### [What you are asked to do]
Output every line below without omitting or altering anything.

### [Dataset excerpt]
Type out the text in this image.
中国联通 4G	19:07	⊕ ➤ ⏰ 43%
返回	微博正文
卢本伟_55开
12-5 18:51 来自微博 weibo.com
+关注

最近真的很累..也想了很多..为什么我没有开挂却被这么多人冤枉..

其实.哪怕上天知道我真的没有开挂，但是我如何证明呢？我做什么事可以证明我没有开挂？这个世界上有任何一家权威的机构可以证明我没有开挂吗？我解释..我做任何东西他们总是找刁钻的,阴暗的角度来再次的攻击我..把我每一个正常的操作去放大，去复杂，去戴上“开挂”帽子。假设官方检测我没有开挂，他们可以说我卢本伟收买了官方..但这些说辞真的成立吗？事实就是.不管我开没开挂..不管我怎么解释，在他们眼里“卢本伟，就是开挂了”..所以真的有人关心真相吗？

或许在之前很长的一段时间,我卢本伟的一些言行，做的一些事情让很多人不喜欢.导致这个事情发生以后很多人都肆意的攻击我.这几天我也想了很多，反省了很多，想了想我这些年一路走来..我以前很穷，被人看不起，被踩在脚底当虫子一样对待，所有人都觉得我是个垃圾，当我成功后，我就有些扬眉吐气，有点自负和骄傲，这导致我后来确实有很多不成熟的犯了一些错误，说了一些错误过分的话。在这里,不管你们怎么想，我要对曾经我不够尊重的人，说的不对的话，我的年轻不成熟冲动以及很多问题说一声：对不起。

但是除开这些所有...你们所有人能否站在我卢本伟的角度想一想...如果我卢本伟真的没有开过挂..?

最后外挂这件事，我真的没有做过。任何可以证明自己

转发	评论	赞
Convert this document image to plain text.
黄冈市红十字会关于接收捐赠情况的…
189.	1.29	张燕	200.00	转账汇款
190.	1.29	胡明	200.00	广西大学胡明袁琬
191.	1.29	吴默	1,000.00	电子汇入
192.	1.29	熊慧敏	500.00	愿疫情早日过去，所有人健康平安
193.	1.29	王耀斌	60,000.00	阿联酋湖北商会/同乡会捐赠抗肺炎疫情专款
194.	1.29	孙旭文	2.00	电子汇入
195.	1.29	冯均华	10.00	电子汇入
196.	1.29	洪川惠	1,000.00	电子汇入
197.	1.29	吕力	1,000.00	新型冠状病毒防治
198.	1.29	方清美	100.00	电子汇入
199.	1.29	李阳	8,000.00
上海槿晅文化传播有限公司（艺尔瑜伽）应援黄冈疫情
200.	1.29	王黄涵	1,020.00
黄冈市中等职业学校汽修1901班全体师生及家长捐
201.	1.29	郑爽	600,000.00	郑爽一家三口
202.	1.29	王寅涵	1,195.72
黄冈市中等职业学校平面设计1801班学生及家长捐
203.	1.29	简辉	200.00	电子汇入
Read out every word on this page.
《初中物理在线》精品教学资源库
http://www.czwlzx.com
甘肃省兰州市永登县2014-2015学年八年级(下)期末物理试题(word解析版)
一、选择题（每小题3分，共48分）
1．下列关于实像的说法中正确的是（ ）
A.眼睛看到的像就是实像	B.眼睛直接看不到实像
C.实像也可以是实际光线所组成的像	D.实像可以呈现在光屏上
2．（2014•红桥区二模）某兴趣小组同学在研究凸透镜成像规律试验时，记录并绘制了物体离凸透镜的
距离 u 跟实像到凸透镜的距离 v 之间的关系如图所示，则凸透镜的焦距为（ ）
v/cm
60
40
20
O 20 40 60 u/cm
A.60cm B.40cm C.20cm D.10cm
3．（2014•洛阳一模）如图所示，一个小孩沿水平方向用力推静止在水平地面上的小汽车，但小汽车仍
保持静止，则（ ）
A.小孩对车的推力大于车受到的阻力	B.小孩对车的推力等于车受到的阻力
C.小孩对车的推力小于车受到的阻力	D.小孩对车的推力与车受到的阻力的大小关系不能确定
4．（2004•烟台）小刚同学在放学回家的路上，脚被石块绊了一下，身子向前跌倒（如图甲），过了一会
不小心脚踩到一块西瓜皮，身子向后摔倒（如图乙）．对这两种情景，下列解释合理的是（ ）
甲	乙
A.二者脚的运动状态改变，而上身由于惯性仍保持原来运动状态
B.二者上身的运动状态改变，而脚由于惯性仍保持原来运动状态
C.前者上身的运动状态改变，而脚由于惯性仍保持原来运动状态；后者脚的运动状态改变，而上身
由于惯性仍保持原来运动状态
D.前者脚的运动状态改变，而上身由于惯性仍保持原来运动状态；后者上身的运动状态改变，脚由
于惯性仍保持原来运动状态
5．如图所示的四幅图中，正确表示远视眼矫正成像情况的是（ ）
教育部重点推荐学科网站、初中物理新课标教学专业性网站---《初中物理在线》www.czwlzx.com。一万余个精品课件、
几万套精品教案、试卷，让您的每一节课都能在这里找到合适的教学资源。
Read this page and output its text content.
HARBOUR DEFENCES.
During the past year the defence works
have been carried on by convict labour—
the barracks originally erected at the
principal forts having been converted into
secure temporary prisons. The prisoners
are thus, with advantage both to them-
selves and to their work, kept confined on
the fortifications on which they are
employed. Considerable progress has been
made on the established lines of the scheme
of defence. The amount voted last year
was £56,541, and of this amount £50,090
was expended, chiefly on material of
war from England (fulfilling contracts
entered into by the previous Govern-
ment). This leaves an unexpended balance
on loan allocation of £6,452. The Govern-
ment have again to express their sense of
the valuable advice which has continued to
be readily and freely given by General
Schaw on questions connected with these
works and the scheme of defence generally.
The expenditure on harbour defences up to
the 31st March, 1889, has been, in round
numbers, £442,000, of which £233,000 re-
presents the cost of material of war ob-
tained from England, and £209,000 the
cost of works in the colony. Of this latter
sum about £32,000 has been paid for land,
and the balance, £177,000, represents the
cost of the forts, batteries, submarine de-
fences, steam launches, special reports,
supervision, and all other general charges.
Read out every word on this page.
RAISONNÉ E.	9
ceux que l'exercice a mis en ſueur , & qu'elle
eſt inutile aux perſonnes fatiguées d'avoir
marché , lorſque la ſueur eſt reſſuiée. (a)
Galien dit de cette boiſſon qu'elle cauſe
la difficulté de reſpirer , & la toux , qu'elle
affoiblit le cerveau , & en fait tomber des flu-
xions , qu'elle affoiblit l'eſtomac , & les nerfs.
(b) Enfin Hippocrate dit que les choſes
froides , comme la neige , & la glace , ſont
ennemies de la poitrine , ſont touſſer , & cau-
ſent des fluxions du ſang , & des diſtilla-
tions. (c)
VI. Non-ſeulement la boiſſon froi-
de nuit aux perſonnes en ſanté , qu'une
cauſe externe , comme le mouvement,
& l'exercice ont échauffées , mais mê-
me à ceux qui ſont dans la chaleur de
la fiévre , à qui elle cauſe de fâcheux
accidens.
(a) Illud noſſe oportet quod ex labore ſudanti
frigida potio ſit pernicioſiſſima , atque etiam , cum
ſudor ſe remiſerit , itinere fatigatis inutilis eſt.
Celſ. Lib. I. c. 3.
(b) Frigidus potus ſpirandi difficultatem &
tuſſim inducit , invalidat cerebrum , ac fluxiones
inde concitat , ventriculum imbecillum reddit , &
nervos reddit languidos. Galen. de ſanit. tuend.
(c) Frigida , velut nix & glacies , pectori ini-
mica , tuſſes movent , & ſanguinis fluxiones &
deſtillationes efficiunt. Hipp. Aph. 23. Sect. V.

### [Task result]
Type out the text in this image.
中国联通 4G	19:07	⊕ ➤ ⏰ 43%
返回	微博正文
卢本伟_55开
12-5 18:51 来自微博 weibo.com
+关注

最近真的很累..也想了很多..为什么我没有开挂却被这么多人冤枉..

其实.哪怕上天知道我真的没有开挂，但是我如何证明呢？我做什么事可以证明我没有开挂？这个世界上有任何一家权威的机构可以证明我没有开挂吗？我解释..我做任何东西他们总是找刁钻的,阴暗的角度来再次的攻击我..把我每一个正常的操作去放大，去复杂，去戴上“开挂”帽子。假设官方检测我没有开挂，他们可以说我卢本伟收买了官方..但这些说辞真的成立吗？事实就是.不管我开没开挂..不管我怎么解释，在他们眼里“卢本伟，就是开挂了”..所以真的有人关心真相吗？

或许在之前很长的一段时间,我卢本伟的一些言行，做的一些事情让很多人不喜欢.导致这个事情发生以后很多人都肆意的攻击我.这几天我也想了很多，反省了很多，想了想我这些年一路走来..我以前很穷，被人看不起，被踩在脚底当虫子一样对待，所有人都觉得我是个垃圾，当我成功后，我就有些扬眉吐气，有点自负和骄傲，这导致我后来确实有很多不成熟的犯了一些错误，说了一些错误过分的话。在这里,不管你们怎么想，我要对曾经我不够尊重的人，说的不对的话，我的年轻不成熟冲动以及很多问题说一声：对不起。

但是除开这些所有...你们所有人能否站在我卢本伟的角度想一想...如果我卢本伟真的没有开过挂..?

最后外挂这件事，我真的没有做过。任何可以证明自己

转发	评论	赞
Convert this document image to plain text.
黄冈市红十字会关于接收捐赠情况的…
189.	1.29	张燕	200.00	转账汇款
190.	1.29	胡明	200.00	广西大学胡明袁琬
191.	1.29	吴默	1,000.00	电子汇入
192.	1.29	熊慧敏	500.00	愿疫情早日过去，所有人健康平安
193.	1.29	王耀斌	60,000.00	阿联酋湖北商会/同乡会捐赠抗肺炎疫情专款
194.	1.29	孙旭文	2.00	电子汇入
195.	1.29	冯均华	10.00	电子汇入
196.	1.29	洪川惠	1,000.00	电子汇入
197.	1.29	吕力	1,000.00	新型冠状病毒防治
198.	1.29	方清美	100.00	电子汇入
199.	1.29	李阳	8,000.00
上海槿晅文化传播有限公司（艺尔瑜伽）应援黄冈疫情
200.	1.29	王黄涵	1,020.00
黄冈市中等职业学校汽修1901班全体师生及家长捐
201.	1.29	郑爽	600,000.00	郑爽一家三口
202.	1.29	王寅涵	1,195.72
黄冈市中等职业学校平面设计1801班学生及家长捐
203.	1.29	简辉	200.00	电子汇入
Read out every word on this page.
《初中物理在线》精品教学资源库
http://www.czwlzx.com
甘肃省兰州市永登县2014-2015学年八年级(下)期末物理试题(word解析版)
一、选择题（每小题3分，共48分）
1．下列关于实像的说法中正确的是（ ）
A.眼睛看到的像就是实像	B.眼睛直接看不到实像
C.实像也可以是实际光线所组成的像	D.实像可以呈现在光屏上
2．（2014•红桥区二模）某兴趣小组同学在研究凸透镜成像规律试验时，记录并绘制了物体离凸透镜的
距离 u 跟实像到凸透镜的距离 v 之间的关系如图所示，则凸透镜的焦距为（ ）
v/cm
60
40
20
O 20 40 60 u/cm
A.60cm B.40cm C.20cm D.10cm
3．（2014•洛阳一模）如图所示，一个小孩沿水平方向用力推静止在水平地面上的小汽车，但小汽车仍
保持静止，则（ ）
A.小孩对车的推力大于车受到的阻力	B.小孩对车的推力等于车受到的阻力
C.小孩对车的推力小于车受到的阻力	D.小孩对车的推力与车受到的阻力的大小关系不能确定
4．（2004•烟台）小刚同学在放学回家的路上，脚被石块绊了一下，身子向前跌倒（如图甲），过了一会
不小心脚踩到一块西瓜皮，身子向后摔倒（如图乙）．对这两种情景，下列解释合理的是（ ）
甲	乙
A.二者脚的运动状态改变，而上身由于惯性仍保持原来运动状态
B.二者上身的运动状态改变，而脚由于惯性仍保持原来运动状态
C.前者上身的运动状态改变，而脚由于惯性仍保持原来运动状态；后者脚的运动状态改变，而上身
由于惯性仍保持原来运动状态
D.前者脚的运动状态改变，而上身由于惯性仍保持原来运动状态；后者上身的运动状态改变，脚由
于惯性仍保持原来运动状态
5．如图所示的四幅图中，正确表示远视眼矫正成像情况的是（ ）
教育部重点推荐学科网站、初中物理新课标教学专业性网站---《初中物理在线》www.czwlzx.com。一万余个精品课件、
几万套精品教案、试卷，让您的每一节课都能在这里找到合适的教学资源。
Read this page and output its text content.
HARBOUR DEFENCES.
During the past year the defence works
have been carried on by convict labour—
the barracks originally erected at the
principal forts having been converted into
secure temporary prisons. The prisoners
are thus, with advantage both to them-
selves and to their work, kept confined on
the fortifications on which they are
employed. Considerable progress has been
made on the established lines of the scheme
of defence. The amount voted last year
was £56,541, and of this amount £50,090
was expended, chiefly on material of
war from England (fulfilling contracts
entered into by the previous Govern-
ment). This leaves an unexpended balance
on loan allocation of £6,452. The Govern-
ment have again to express their sense of
the valuable advice which has continued to
be readily and freely given by General
Schaw on questions connected with these
works and the scheme of defence generally.
The expenditure on harbour defences up to
the 31st March, 1889, has been, in round
numbers, £442,000, of which £233,000 re-
presents the cost of material of war ob-
tained from England, and £209,000 the
cost of works in the colony. Of this latter
sum about £32,000 has been paid for land,
and the balance, £177,000, represents the
cost of the forts, batteries, submarine de-
fences, steam launches, special reports,
supervision, and all other general charges.
Read out every word on this page.
RAISONNÉ E.	9
ceux que l'exercice a mis en ſueur , & qu'elle
eſt inutile aux perſonnes fatiguées d'avoir
marché , lorſque la ſueur eſt reſſuiée. (a)
Galien dit de cette boiſſon qu'elle cauſe
la difficulté de reſpirer , & la toux , qu'elle
affoiblit le cerveau , & en fait tomber des flu-
xions , qu'elle affoiblit l'eſtomac , & les nerfs.
(b) Enfin Hippocrate dit que les choſes
froides , comme la neige , & la glace , ſont
ennemies de la poitrine , ſont touſſer , & cau-
ſent des fluxions du ſang , & des diſtilla-
tions. (c)
VI. Non-ſeulement la boiſſon froi-
de nuit aux perſonnes en ſanté , qu'une
cauſe externe , comme le mouvement,
& l'exercice ont échauffées , mais mê-
me à ceux qui ſont dans la chaleur de
la fiévre , à qui elle cauſe de fâcheux
accidens.
(a) Illud noſſe oportet quod ex labore ſudanti
frigida potio ſit pernicioſiſſima , atque etiam , cum
ſudor ſe remiſerit , itinere fatigatis inutilis eſt.
Celſ. Lib. I. c. 3.
(b) Frigidus potus ſpirandi difficultatem &
tuſſim inducit , invalidat cerebrum , ac fluxiones
inde concitat , ventriculum imbecillum reddit , &
nervos reddit languidos. Galen. de ſanit. tuend.
(c) Frigida , velut nix & glacies , pectori ini-
mica , tuſſes movent , & ſanguinis fluxiones &
deſtillationes efficiunt. Hipp. Aph. 23. Sect. V.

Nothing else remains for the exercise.